Stated goal: List every line below containing "click".

Data records

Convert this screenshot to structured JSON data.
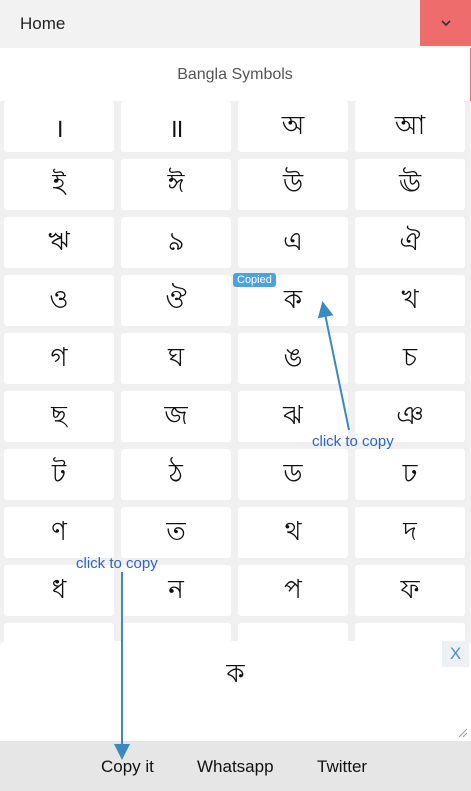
{
  "header": {
    "home_label": "Home",
    "menu_icon": "chevron-down-icon",
    "accent_color": "#ef6c6c"
  },
  "title": "Bangla Symbols",
  "symbols": [
    "।",
    "॥",
    "অ",
    "আ",
    "ই",
    "ঈ",
    "উ",
    "ঊ",
    "ঋ",
    "৯",
    "এ",
    "ঐ",
    "ও",
    "ঔ",
    "ক",
    "খ",
    "গ",
    "ঘ",
    "ঙ",
    "চ",
    "ছ",
    "জ",
    "ঝ",
    "ঞ",
    "ট",
    "ঠ",
    "ড",
    "ঢ",
    "ণ",
    "ত",
    "থ",
    "দ",
    "ধ",
    "ন",
    "প",
    "ফ"
  ],
  "copied_badge": "Copied",
  "output": {
    "value": "ক",
    "clear_label": "X"
  },
  "actions": {
    "copy_label": "Copy it",
    "whatsapp_label": "Whatsapp",
    "twitter_label": "Twitter"
  },
  "annotations": {
    "grid_hint": "click to copy",
    "copy_hint": "click to copy",
    "color": "#2a64c8"
  }
}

Solution for this exercise:
    "grid_hint": "click to copy",
    "copy_hint": "click to copy",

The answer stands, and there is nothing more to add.